Listed records
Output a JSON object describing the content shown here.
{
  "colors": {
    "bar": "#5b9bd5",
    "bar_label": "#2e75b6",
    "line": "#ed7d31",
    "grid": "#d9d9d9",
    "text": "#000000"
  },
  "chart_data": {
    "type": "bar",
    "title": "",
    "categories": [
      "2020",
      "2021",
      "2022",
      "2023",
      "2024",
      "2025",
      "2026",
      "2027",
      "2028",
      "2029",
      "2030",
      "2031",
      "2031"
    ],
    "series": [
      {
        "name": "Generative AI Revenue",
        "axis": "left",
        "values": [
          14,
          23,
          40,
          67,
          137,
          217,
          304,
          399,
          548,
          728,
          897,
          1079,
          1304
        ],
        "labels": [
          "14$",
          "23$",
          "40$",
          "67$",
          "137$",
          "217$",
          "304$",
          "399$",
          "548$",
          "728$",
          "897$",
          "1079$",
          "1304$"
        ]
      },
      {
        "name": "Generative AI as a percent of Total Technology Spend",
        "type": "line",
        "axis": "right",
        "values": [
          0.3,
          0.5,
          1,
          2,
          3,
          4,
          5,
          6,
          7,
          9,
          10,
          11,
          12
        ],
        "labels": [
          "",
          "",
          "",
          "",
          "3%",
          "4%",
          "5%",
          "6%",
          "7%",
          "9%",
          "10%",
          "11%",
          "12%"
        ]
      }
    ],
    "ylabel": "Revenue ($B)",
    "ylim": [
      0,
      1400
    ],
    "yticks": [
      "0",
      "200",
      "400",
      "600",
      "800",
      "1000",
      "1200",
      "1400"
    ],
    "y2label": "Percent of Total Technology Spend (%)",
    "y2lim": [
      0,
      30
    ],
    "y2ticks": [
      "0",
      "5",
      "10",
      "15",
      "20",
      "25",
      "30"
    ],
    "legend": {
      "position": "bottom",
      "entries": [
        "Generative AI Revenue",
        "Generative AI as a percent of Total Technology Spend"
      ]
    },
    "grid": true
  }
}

What you need to do
Pick out the lines above containing the word "Spend", then copy them.

Solved problem
        "name": "Generative AI as a percent of Total Technology Spend",
    "y2label": "Percent of Total Technology Spend (%)",
        "Generative AI as a percent of Total Technology Spend"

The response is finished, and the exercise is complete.